▸ Given records
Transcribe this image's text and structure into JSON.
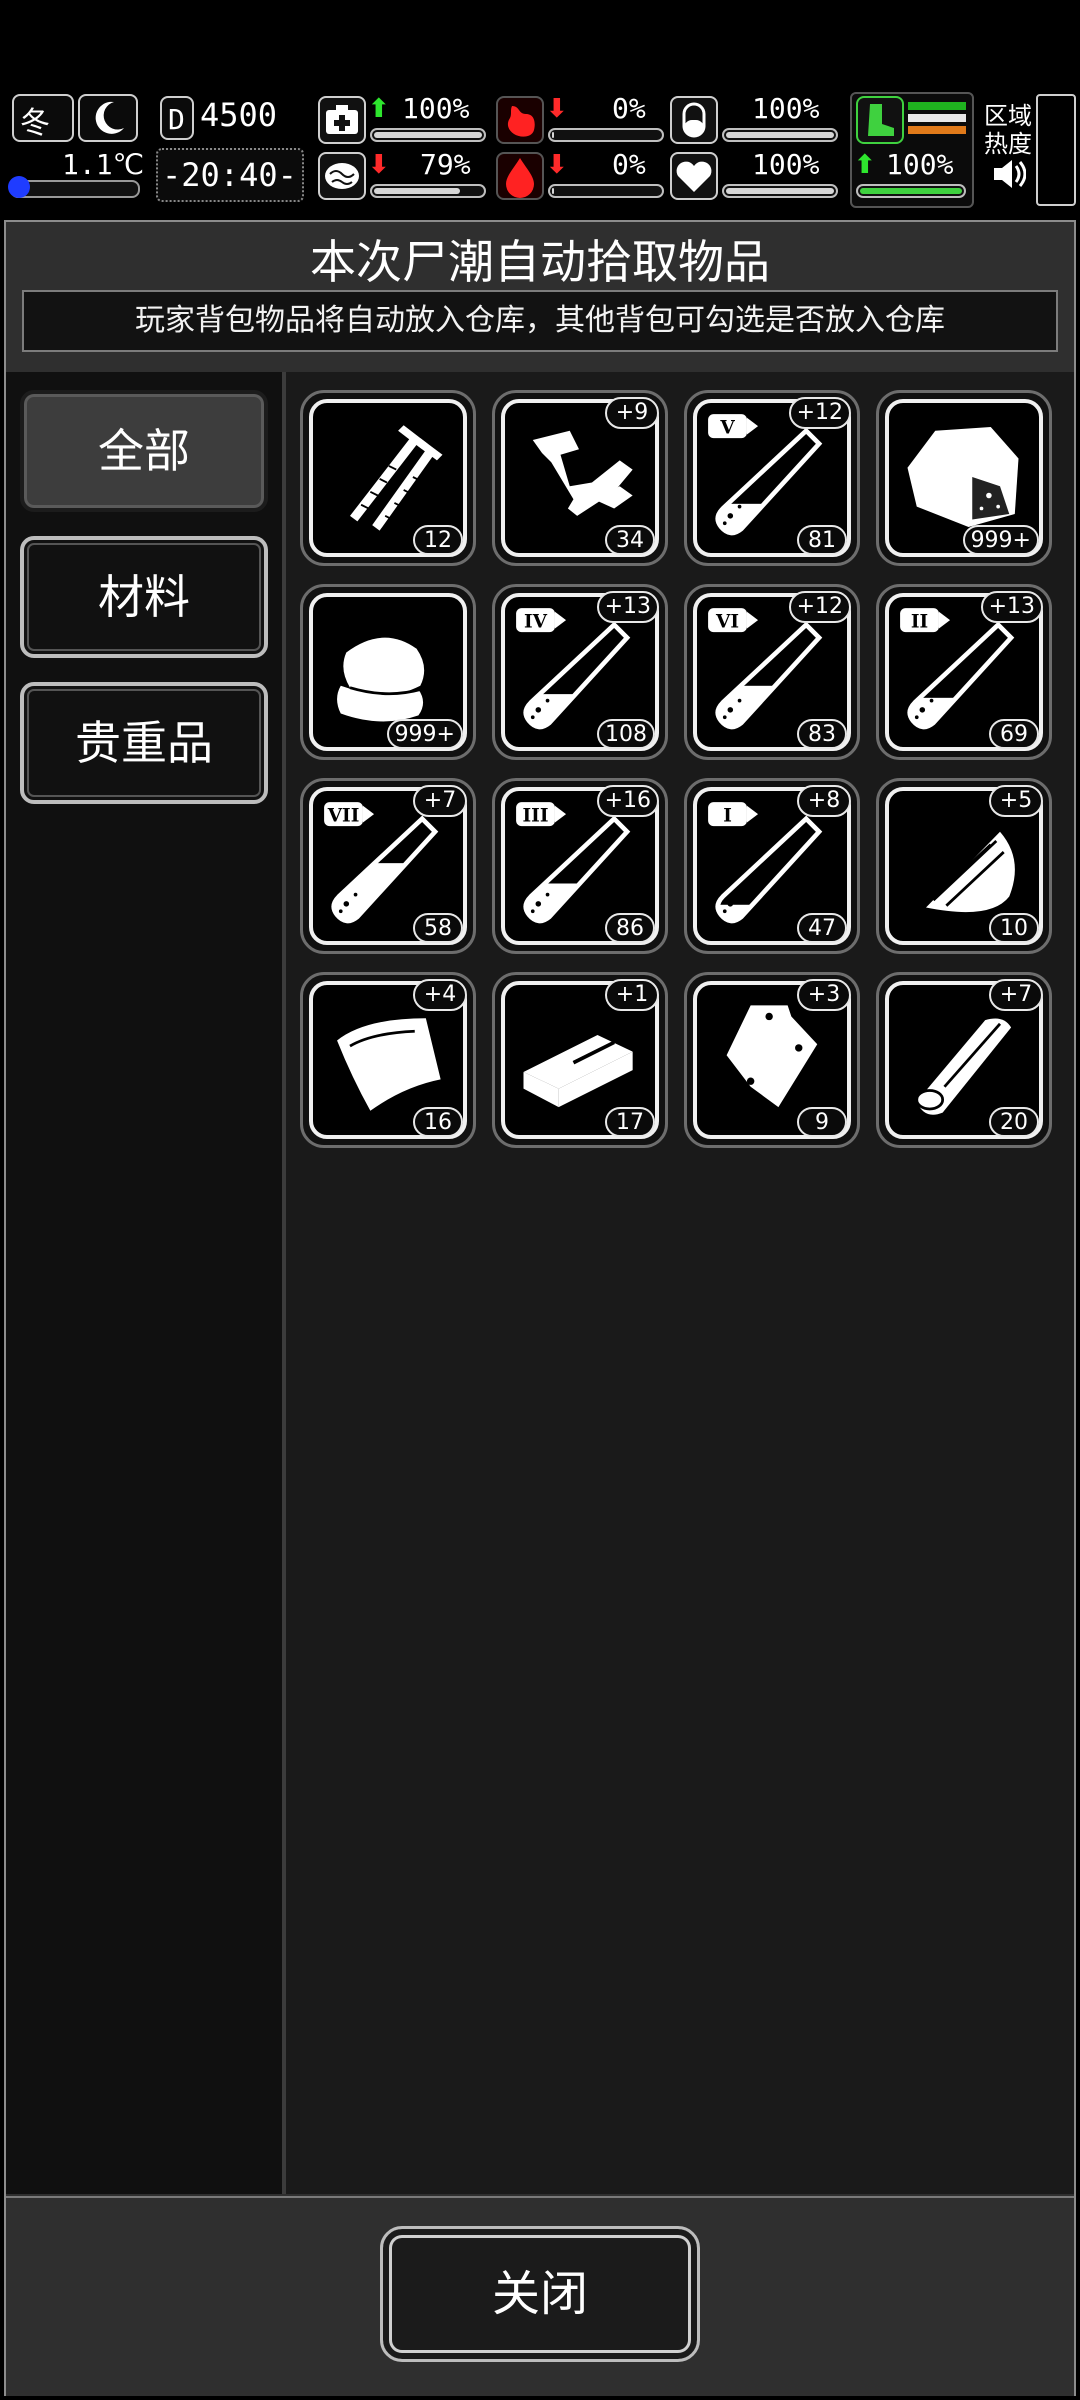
{
  "hud": {
    "season": "冬",
    "temperature": "1.1℃",
    "money": "4500",
    "time": "-20:40-",
    "stats": [
      {
        "name": "health",
        "value": "100%",
        "trend": "up",
        "fill": 1.0
      },
      {
        "name": "hunger",
        "value": "0%",
        "trend": "down",
        "fill": 0.0
      },
      {
        "name": "pill",
        "value": "100%",
        "trend": "none",
        "fill": 1.0
      },
      {
        "name": "brain",
        "value": "79%",
        "trend": "down",
        "fill": 0.79
      },
      {
        "name": "blood",
        "value": "0%",
        "trend": "down",
        "fill": 0.0
      },
      {
        "name": "heart",
        "value": "100%",
        "trend": "none",
        "fill": 1.0
      }
    ],
    "stamina": "100%",
    "region_heat_label": "区域热度"
  },
  "dialog": {
    "title": "本次尸潮自动拾取物品",
    "subtitle": "玩家背包物品将自动放入仓库，其他背包可勾选是否放入仓库",
    "tabs": [
      "全部",
      "材料",
      "贵重品"
    ],
    "active_tab": 0,
    "close_label": "关闭"
  },
  "items": [
    {
      "icon": "nails-icon",
      "count": "12",
      "plus": ""
    },
    {
      "icon": "scrap-metal-icon",
      "count": "34",
      "plus": "+9"
    },
    {
      "icon": "test-tube-v-icon",
      "roman": "V",
      "count": "81",
      "plus": "+12"
    },
    {
      "icon": "ore-rock-icon",
      "count": "999+",
      "plus": ""
    },
    {
      "icon": "cloth-icon",
      "count": "999+",
      "plus": ""
    },
    {
      "icon": "test-tube-iv-icon",
      "roman": "IV",
      "count": "108",
      "plus": "+13"
    },
    {
      "icon": "test-tube-vi-icon",
      "roman": "VI",
      "count": "83",
      "plus": "+12"
    },
    {
      "icon": "test-tube-ii-icon",
      "roman": "II",
      "count": "69",
      "plus": "+13"
    },
    {
      "icon": "test-tube-vii-icon",
      "roman": "VII",
      "count": "58",
      "plus": "+7"
    },
    {
      "icon": "test-tube-iii-icon",
      "roman": "III",
      "count": "86",
      "plus": "+16"
    },
    {
      "icon": "test-tube-i-icon",
      "roman": "I",
      "count": "47",
      "plus": "+8"
    },
    {
      "icon": "wood-chips-icon",
      "count": "10",
      "plus": "+5"
    },
    {
      "icon": "leather-hide-icon",
      "count": "16",
      "plus": "+4"
    },
    {
      "icon": "brick-icon",
      "count": "17",
      "plus": "+1"
    },
    {
      "icon": "plastic-bag-icon",
      "count": "9",
      "plus": "+3"
    },
    {
      "icon": "wood-log-icon",
      "count": "20",
      "plus": "+7"
    }
  ]
}
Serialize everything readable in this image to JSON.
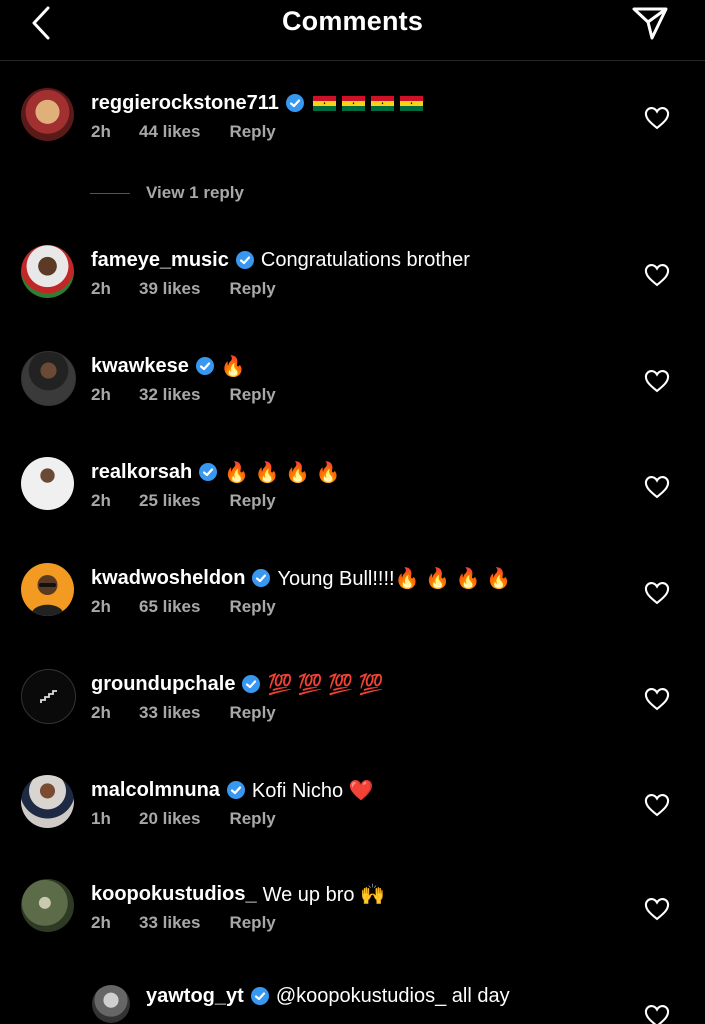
{
  "header": {
    "title": "Comments",
    "back_icon": "chevron-left-icon",
    "send_icon": "send-icon"
  },
  "comments": [
    {
      "user": "reggierockstone711",
      "text": "",
      "emoji": "ghana-flag x4",
      "time": "2h",
      "likes": "44 likes",
      "reply": "Reply",
      "avatar_color": "#8a2b2b"
    },
    {
      "user": "fameye_music",
      "text": "Congratulations brother",
      "time": "2h",
      "likes": "39 likes",
      "reply": "Reply",
      "avatar_color": "#d9d9d9"
    },
    {
      "user": "kwawkese",
      "text": "🔥",
      "time": "2h",
      "likes": "32 likes",
      "reply": "Reply",
      "avatar_color": "#1a1a1a"
    },
    {
      "user": "realkorsah",
      "text": "🔥 🔥 🔥 🔥",
      "time": "2h",
      "likes": "25 likes",
      "reply": "Reply",
      "avatar_color": "#e6e6e6"
    },
    {
      "user": "kwadwosheldon",
      "text": "Young Bull!!!!🔥 🔥 🔥 🔥",
      "time": "2h",
      "likes": "65 likes",
      "reply": "Reply",
      "avatar_color": "#f29a21"
    },
    {
      "user": "groundupchale",
      "text": "💯 💯 💯 💯",
      "time": "2h",
      "likes": "33 likes",
      "reply": "Reply",
      "avatar_color": "#0a0a0a"
    },
    {
      "user": "malcolmnuna",
      "text": "Kofi Nicho ❤️",
      "time": "1h",
      "likes": "20 likes",
      "reply": "Reply",
      "avatar_color": "#c7c2bd"
    },
    {
      "user": "koopokustudios_",
      "text": "We up bro 🙌",
      "time": "2h",
      "likes": "33 likes",
      "reply": "Reply",
      "avatar_color": "#4b5a3c"
    }
  ],
  "view_replies": "View 1 reply",
  "reply_comment": {
    "user": "yawtog_yt",
    "text": "@koopokustudios_ all day",
    "avatar_color": "#777"
  },
  "colors": {
    "background": "#000000",
    "meta": "#a8a8a8",
    "verified": "#3897f0"
  }
}
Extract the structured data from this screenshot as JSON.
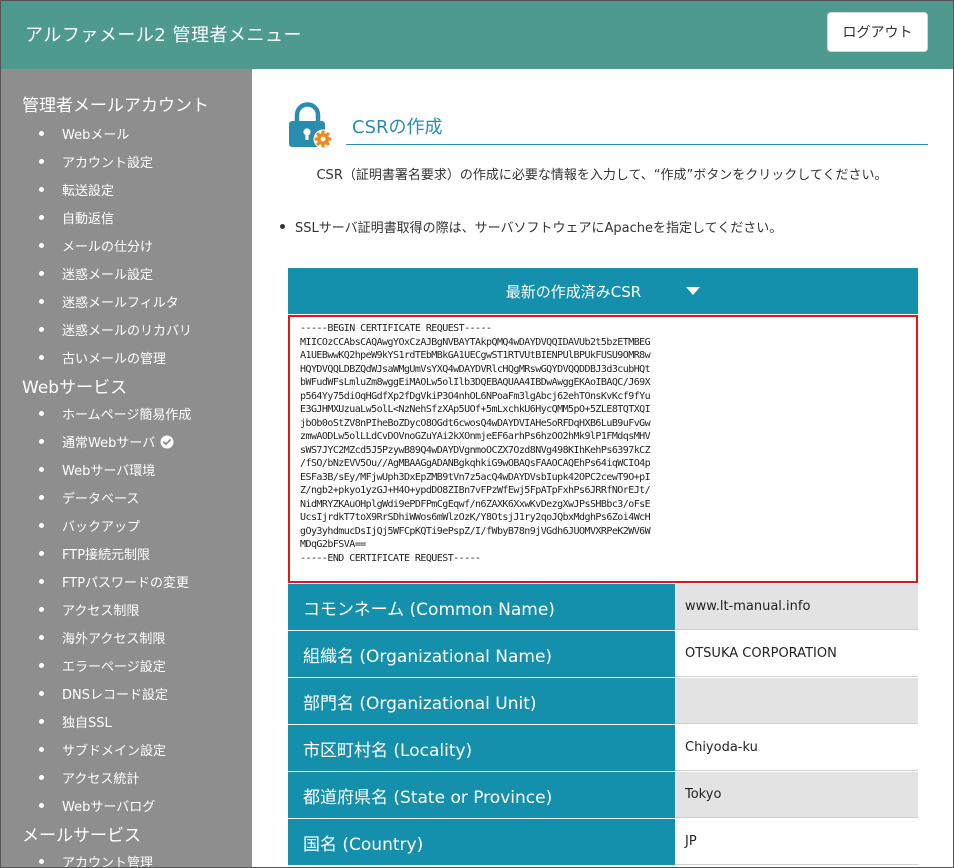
{
  "header": {
    "title": "アルファメール2 管理者メニュー",
    "logout_label": "ログアウト"
  },
  "sidebar": {
    "sections": [
      {
        "title": "管理者メールアカウント",
        "items": [
          "Webメール",
          "アカウント設定",
          "転送設定",
          "自動返信",
          "メールの仕分け",
          "迷惑メール設定",
          "迷惑メールフィルタ",
          "迷惑メールのリカバリ",
          "古いメールの管理"
        ]
      },
      {
        "title": "Webサービス",
        "items": [
          "ホームページ簡易作成",
          "通常Webサーバ",
          "Webサーバ環境",
          "データベース",
          "バックアップ",
          "FTP接続元制限",
          "FTPパスワードの変更",
          "アクセス制限",
          "海外アクセス制限",
          "エラーページ設定",
          "DNSレコード設定",
          "独自SSL",
          "サブドメイン設定",
          "アクセス統計",
          "Webサーバログ"
        ]
      },
      {
        "title": "メールサービス",
        "items": [
          "アカウント管理"
        ]
      }
    ]
  },
  "main": {
    "title": "CSRの作成",
    "instruction": "CSR（証明書署名要求）の作成に必要な情報を入力して、“作成”ボタンをクリックしてください。",
    "note": "SSLサーバ証明書取得の際は、サーバソフトウェアにApacheを指定してください。",
    "csr_section_label": "最新の作成済みCSR",
    "csr_text": "-----BEGIN CERTIFICATE REQUEST-----\nMIICOzCCAbsCAQAwgYOxCzAJBgNVBAYTAkpQMQ4wDAYDVQQIDAVUb2t5bzETMBEG\nA1UEBwwKQ2hpeW9kYS1rdTEbMBkGA1UECgwST1RTVUtBIENPUlBPUkFUSU9OMR8w\nHQYDVQQLDBZQdWJsaWMgUmVsYXQ4wDAYDVRlcHQgMRswGQYDVQQDDBJ3d3cubHQt\nbWFudWFsLmluZm8wggEiMAOLw5olIlb3DQEBAQUAA4IBDwAwggEKAoIBAQC/J69X\np564Yy75diOqHGdfXp2fDgVkiP3O4nhOL6NPoaFm3lgAbcj62ehTOnsKvKcf9fYu\nE3GJHMXUzuaLw5olL<NzNehSfzXAp5UOf+5mLxchkU6HycQMM5pO+5ZLE8TQTXQI\njbOb0oStZV8nPIheBoZDycO8OGdt6cwosQ4wDAYDVIAHeSoRFDqHXB6LuB9uFvGw\nzmwAODLw5olLLdCvDOVnoGZuYAi2kXOnmjeEF6arhPs6hzOO2hMk9lP1FMdqsMHV\nsWS7JYC2MZcd5J5PzywB89Q4wDAYDVgnmoOCZX7Ozd8NVg498KIhKehPs6397kCZ\n/fSO/bNzEVV5Ou//AgMBAAGgADANBgkqhkiG9wOBAQsFAAOCAQEhPs64iqWCIO4p\nESFa3B/sEy/MFjwUph3DxEpZMB9tVn7z5acQ4wDAYDVsbIupk42OPC2cewT9O+pI\nZ/ngb2+pkyo1yzGJ+H4O+ypdDO8ZIBn7vFPzWfEwj5FpATpFxhPs6JRRfNOrEJt/\nNidMRYZKAuOHplgWdi9ePDFPmCgEqwf/n6ZAXK6XxwKvDezgXwJPsSHBbc3/oFsE\nUcsIjrdkT7toX9RrSDhiWWos6mWlzOzK/Y8OtsjJ1ry2qoJQbxMdghPs6Zoi4WcH\ngOy3yhdmucDsIjQj5WFCpKQTi9ePspZ/I/fWbyB78n9jVGdh6JUOMVXRPeK2WV6W\nMDqG2bFSVA==\n-----END CERTIFICATE REQUEST-----",
    "fields": [
      {
        "label": "コモンネーム (Common Name)",
        "value": "www.lt-manual.info"
      },
      {
        "label": "組織名 (Organizational Name)",
        "value": "OTSUKA CORPORATION"
      },
      {
        "label": "部門名 (Organizational Unit)",
        "value": ""
      },
      {
        "label": "市区町村名 (Locality)",
        "value": "Chiyoda-ku"
      },
      {
        "label": "都道府県名 (State or Province)",
        "value": "Tokyo"
      },
      {
        "label": "国名 (Country)",
        "value": "JP"
      }
    ]
  },
  "colors": {
    "header_bg": "#4e9a8e",
    "sidebar_bg": "#8e8e8e",
    "accent": "#1590ac",
    "title": "#2a8db0",
    "highlight_border": "#e01818"
  }
}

▸ Do this
Pull out every line in the material above where "Organizational" occurs.

▸ Answer to the task
        "label": "組織名 (Organizational Name)",
        "label": "部門名 (Organizational Unit)",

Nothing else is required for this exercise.